§ **INSTRUCTION**: Report how many lines include the word "partial", and nothing besides that number.

(Collection entries)
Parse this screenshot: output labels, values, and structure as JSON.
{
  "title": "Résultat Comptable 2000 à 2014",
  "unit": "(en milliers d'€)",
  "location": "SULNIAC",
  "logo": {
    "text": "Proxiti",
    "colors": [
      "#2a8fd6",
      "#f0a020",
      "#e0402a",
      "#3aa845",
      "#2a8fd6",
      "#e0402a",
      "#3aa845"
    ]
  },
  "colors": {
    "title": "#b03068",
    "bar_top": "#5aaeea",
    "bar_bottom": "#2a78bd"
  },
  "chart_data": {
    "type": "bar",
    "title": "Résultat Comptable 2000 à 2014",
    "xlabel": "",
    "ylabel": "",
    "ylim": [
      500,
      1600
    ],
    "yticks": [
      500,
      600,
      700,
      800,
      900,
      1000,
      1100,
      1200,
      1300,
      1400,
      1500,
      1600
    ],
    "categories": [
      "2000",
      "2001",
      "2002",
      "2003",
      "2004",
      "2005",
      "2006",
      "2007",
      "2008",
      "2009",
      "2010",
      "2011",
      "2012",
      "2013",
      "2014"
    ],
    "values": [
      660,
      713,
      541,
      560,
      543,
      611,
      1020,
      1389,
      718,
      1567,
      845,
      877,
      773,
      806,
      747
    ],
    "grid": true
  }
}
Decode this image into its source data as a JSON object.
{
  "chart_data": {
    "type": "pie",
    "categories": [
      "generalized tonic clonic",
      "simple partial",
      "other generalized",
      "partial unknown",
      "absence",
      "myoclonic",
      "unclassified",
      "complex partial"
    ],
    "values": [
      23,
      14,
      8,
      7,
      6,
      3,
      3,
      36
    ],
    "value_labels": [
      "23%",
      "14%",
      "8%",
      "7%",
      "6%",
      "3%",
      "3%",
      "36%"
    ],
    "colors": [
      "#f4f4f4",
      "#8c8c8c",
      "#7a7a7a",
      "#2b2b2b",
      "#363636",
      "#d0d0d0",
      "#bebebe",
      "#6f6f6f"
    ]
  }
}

§ **TASK OUTPUT**: 3